> [Exercise] Copy out all of the data below with no alterations.

Records from a dataset:
■ ■ ■ ■ ■
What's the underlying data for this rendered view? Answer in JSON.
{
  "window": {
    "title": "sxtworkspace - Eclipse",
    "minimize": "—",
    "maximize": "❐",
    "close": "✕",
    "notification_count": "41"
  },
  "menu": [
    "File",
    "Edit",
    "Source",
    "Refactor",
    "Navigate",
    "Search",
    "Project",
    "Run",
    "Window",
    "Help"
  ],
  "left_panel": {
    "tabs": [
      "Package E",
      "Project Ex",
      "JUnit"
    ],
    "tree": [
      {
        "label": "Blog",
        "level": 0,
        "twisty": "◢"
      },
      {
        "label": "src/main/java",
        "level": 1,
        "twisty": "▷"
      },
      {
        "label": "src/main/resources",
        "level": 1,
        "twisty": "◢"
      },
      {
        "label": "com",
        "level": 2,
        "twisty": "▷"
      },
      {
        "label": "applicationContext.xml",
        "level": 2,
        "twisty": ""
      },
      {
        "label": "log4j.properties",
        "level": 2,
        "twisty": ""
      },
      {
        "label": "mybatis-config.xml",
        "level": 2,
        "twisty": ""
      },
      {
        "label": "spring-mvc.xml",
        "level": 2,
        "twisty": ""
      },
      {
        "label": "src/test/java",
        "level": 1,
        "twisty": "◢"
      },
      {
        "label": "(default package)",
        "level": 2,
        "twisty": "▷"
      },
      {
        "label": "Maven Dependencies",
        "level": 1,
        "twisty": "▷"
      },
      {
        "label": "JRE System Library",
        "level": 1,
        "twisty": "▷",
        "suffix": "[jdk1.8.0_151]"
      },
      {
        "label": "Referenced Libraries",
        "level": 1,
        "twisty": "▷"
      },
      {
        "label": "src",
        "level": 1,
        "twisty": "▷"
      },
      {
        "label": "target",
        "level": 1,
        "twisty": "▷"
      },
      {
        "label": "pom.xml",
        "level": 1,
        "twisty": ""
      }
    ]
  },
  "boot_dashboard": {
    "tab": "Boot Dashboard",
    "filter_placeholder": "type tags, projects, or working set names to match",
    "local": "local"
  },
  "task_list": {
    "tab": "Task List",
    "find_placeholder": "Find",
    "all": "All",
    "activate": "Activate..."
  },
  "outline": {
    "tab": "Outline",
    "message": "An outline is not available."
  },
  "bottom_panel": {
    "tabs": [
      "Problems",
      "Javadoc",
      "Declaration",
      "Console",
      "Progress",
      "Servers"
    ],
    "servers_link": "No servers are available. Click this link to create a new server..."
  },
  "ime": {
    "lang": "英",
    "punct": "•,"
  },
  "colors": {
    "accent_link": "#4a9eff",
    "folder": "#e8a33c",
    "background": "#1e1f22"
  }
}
■ ■ ■ ■ ■
> [Finished task]
What's the underlying data for this rendered view? Answer in JSON.
{
  "window": {
    "title": "sxtworkspace - Eclipse",
    "minimize": "—",
    "maximize": "❐",
    "close": "✕",
    "notification_count": "41"
  },
  "menu": [
    "File",
    "Edit",
    "Source",
    "Refactor",
    "Navigate",
    "Search",
    "Project",
    "Run",
    "Window",
    "Help"
  ],
  "left_panel": {
    "tabs": [
      "Package E",
      "Project Ex",
      "JUnit"
    ],
    "tree": [
      {
        "label": "Blog",
        "level": 0,
        "twisty": "◢"
      },
      {
        "label": "src/main/java",
        "level": 1,
        "twisty": "▷"
      },
      {
        "label": "src/main/resources",
        "level": 1,
        "twisty": "◢"
      },
      {
        "label": "com",
        "level": 2,
        "twisty": "▷"
      },
      {
        "label": "applicationContext.xml",
        "level": 2,
        "twisty": ""
      },
      {
        "label": "log4j.properties",
        "level": 2,
        "twisty": ""
      },
      {
        "label": "mybatis-config.xml",
        "level": 2,
        "twisty": ""
      },
      {
        "label": "spring-mvc.xml",
        "level": 2,
        "twisty": ""
      },
      {
        "label": "src/test/java",
        "level": 1,
        "twisty": "◢"
      },
      {
        "label": "(default package)",
        "level": 2,
        "twisty": "▷"
      },
      {
        "label": "Maven Dependencies",
        "level": 1,
        "twisty": "▷"
      },
      {
        "label": "JRE System Library",
        "level": 1,
        "twisty": "▷",
        "suffix": "[jdk1.8.0_151]"
      },
      {
        "label": "Referenced Libraries",
        "level": 1,
        "twisty": "▷"
      },
      {
        "label": "src",
        "level": 1,
        "twisty": "▷"
      },
      {
        "label": "target",
        "level": 1,
        "twisty": "▷"
      },
      {
        "label": "pom.xml",
        "level": 1,
        "twisty": ""
      }
    ]
  },
  "boot_dashboard": {
    "tab": "Boot Dashboard",
    "filter_placeholder": "type tags, projects, or working set names to match",
    "local": "local"
  },
  "task_list": {
    "tab": "Task List",
    "find_placeholder": "Find",
    "all": "All",
    "activate": "Activate..."
  },
  "outline": {
    "tab": "Outline",
    "message": "An outline is not available."
  },
  "bottom_panel": {
    "tabs": [
      "Problems",
      "Javadoc",
      "Declaration",
      "Console",
      "Progress",
      "Servers"
    ],
    "servers_link": "No servers are available. Click this link to create a new server..."
  },
  "ime": {
    "lang": "英",
    "punct": "•,"
  },
  "colors": {
    "accent_link": "#4a9eff",
    "folder": "#e8a33c",
    "background": "#1e1f22"
  }
}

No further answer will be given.